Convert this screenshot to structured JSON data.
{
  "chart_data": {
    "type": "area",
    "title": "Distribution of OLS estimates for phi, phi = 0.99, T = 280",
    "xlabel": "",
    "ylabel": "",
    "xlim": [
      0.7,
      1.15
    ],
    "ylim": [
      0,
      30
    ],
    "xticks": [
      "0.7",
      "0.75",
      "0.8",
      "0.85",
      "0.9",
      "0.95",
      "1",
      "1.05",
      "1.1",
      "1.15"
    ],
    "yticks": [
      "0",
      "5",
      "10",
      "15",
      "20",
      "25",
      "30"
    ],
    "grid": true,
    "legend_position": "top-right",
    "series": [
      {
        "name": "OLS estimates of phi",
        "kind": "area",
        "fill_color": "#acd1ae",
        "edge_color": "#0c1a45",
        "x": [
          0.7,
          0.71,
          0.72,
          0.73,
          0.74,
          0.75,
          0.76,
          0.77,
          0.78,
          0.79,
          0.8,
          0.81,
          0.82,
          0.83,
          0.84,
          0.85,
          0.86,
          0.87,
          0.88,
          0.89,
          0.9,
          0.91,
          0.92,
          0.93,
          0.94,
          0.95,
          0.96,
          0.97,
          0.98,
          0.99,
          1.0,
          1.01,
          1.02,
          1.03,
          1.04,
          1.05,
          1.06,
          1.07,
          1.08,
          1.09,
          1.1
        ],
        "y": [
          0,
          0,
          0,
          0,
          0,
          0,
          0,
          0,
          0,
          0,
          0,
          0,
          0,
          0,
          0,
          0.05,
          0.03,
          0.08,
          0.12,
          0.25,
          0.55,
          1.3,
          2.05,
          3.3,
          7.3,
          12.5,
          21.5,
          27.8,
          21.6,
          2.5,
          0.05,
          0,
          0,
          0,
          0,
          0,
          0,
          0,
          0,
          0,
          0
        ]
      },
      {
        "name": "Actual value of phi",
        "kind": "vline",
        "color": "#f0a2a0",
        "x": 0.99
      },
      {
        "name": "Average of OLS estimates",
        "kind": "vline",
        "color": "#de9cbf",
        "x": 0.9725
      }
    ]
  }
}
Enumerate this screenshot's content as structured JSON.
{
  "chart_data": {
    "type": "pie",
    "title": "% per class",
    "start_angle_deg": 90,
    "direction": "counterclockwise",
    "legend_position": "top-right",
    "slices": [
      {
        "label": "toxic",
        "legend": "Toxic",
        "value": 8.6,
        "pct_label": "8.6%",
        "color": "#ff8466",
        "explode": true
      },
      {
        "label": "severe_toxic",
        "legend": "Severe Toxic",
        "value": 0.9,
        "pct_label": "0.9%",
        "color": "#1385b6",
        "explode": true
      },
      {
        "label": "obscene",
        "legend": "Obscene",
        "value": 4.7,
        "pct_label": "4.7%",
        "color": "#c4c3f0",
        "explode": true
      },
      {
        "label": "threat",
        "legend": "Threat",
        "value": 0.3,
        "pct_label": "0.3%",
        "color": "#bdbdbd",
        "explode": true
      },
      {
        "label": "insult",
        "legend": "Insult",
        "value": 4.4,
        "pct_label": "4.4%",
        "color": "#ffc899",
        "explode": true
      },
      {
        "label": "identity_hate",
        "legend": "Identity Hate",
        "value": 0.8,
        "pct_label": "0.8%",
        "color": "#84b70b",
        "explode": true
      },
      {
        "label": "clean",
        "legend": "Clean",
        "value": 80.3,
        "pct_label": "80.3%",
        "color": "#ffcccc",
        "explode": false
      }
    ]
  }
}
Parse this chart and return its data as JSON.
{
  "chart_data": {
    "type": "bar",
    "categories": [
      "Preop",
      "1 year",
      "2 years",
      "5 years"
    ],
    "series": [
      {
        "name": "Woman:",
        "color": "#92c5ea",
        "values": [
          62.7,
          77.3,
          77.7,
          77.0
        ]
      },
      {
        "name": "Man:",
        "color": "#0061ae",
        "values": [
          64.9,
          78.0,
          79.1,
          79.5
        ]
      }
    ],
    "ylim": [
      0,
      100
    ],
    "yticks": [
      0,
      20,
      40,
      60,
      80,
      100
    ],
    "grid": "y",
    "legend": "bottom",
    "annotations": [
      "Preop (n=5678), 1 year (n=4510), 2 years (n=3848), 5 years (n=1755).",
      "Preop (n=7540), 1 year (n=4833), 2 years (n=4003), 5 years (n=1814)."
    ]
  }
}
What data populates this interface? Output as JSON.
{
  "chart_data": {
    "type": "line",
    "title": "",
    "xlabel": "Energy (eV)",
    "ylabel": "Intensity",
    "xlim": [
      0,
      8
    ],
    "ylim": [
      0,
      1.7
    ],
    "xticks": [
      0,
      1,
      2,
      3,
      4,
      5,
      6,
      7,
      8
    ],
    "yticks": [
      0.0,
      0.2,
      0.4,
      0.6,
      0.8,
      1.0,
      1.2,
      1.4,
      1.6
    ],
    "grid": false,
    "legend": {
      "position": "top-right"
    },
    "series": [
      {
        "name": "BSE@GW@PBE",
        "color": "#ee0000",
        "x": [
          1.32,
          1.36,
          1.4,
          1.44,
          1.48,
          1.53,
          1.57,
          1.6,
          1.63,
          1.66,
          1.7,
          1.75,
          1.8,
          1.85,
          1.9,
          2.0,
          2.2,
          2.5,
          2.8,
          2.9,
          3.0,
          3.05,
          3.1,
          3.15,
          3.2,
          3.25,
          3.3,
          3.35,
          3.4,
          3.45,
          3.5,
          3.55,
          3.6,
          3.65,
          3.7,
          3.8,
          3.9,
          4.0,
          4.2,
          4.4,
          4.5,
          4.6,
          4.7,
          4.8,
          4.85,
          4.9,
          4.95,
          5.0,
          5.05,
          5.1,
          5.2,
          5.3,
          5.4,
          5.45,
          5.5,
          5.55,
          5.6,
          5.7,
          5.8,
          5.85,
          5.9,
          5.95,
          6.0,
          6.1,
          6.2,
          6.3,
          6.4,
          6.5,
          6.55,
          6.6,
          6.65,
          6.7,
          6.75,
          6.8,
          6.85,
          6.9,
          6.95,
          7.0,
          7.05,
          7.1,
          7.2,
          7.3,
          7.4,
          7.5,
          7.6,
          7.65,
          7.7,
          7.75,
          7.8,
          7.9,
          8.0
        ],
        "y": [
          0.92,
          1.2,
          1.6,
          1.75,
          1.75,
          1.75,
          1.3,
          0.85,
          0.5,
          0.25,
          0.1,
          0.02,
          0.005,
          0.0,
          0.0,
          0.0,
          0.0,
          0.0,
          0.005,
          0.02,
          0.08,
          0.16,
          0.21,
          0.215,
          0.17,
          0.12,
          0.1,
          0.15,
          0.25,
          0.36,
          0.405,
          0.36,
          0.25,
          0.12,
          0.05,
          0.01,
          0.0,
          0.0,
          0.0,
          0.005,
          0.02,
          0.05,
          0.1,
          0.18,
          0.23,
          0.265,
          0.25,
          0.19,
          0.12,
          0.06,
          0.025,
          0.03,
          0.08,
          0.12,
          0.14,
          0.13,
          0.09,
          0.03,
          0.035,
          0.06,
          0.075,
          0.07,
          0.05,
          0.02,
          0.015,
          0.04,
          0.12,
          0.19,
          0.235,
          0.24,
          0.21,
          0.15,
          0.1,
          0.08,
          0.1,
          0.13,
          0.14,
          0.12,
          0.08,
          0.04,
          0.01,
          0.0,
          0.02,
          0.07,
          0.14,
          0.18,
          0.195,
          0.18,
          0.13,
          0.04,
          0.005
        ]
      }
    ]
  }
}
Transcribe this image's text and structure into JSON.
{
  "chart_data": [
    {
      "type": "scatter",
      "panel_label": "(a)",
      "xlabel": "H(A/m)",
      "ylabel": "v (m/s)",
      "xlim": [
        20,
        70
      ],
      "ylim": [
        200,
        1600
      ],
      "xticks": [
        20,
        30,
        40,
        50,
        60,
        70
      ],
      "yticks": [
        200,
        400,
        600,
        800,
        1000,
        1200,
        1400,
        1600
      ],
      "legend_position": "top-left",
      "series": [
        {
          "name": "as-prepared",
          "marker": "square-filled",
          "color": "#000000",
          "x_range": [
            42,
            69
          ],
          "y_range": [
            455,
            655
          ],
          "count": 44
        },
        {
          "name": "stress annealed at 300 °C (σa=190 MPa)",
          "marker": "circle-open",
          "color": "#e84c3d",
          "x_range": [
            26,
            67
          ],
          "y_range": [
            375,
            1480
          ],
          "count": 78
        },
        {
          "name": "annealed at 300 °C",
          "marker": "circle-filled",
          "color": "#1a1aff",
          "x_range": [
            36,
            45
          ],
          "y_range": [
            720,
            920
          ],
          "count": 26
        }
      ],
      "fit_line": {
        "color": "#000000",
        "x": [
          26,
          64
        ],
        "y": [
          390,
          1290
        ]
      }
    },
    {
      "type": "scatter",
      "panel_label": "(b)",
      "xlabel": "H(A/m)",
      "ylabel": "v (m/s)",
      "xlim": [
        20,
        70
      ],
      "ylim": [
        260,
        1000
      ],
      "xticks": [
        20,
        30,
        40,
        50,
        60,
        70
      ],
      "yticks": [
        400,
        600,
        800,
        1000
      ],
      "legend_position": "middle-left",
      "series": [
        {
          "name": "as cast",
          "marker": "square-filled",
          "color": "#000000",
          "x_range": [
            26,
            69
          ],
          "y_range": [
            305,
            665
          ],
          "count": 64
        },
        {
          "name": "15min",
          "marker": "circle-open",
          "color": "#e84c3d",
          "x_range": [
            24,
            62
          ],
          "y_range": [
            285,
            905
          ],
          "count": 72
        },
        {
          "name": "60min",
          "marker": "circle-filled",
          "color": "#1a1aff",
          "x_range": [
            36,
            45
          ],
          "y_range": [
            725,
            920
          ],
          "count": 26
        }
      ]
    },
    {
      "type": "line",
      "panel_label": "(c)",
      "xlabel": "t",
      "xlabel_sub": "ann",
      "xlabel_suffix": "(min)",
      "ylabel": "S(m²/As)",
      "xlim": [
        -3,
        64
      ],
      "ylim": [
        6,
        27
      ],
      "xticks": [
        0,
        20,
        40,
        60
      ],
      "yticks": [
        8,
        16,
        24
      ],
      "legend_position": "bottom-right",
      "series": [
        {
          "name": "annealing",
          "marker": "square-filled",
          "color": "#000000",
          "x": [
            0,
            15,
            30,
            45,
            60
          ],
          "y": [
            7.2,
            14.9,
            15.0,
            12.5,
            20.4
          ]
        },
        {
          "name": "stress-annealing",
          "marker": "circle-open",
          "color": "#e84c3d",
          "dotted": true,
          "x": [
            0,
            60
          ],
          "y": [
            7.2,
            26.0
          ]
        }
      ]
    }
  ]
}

TASK INSTRUCTIONS ::
Show the lines of the records that contain the word "Preop".

SOLVED EXERCISE ::
      "Preop",
      "Preop (n=5678), 1 year (n=4510), 2 years (n=3848), 5 years (n=1755).",
      "Preop (n=7540), 1 year (n=4833), 2 years (n=4003), 5 years (n=1814)."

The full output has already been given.